### Short task
Gather from the listing below each line that includes the word "Quick", and copy it.
....................
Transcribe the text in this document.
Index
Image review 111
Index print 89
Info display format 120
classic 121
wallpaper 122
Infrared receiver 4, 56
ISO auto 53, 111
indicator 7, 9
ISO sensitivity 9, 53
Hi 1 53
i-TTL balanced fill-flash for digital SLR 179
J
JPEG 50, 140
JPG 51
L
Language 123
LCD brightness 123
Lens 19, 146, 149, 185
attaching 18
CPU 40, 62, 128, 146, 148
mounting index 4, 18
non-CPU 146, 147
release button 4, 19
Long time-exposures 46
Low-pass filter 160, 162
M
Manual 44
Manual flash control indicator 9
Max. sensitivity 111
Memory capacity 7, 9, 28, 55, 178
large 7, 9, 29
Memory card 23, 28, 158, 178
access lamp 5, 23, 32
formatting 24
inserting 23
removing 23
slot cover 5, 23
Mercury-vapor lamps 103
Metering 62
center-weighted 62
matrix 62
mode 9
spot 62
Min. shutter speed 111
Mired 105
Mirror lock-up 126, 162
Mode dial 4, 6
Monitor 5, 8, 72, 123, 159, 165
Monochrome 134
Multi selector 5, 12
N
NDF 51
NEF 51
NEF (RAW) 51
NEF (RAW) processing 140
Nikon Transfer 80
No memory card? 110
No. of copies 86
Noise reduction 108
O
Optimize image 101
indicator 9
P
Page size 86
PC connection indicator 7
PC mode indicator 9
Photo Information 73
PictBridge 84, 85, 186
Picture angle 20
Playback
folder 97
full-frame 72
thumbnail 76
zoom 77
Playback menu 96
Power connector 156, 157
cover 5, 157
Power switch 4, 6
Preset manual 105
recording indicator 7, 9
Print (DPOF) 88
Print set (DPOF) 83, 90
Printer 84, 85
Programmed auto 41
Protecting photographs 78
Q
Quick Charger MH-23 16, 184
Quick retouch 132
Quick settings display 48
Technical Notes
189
....................
### Final answer
Quick Charger MH-23 16, 184
Quick retouch 132
Quick settings display 48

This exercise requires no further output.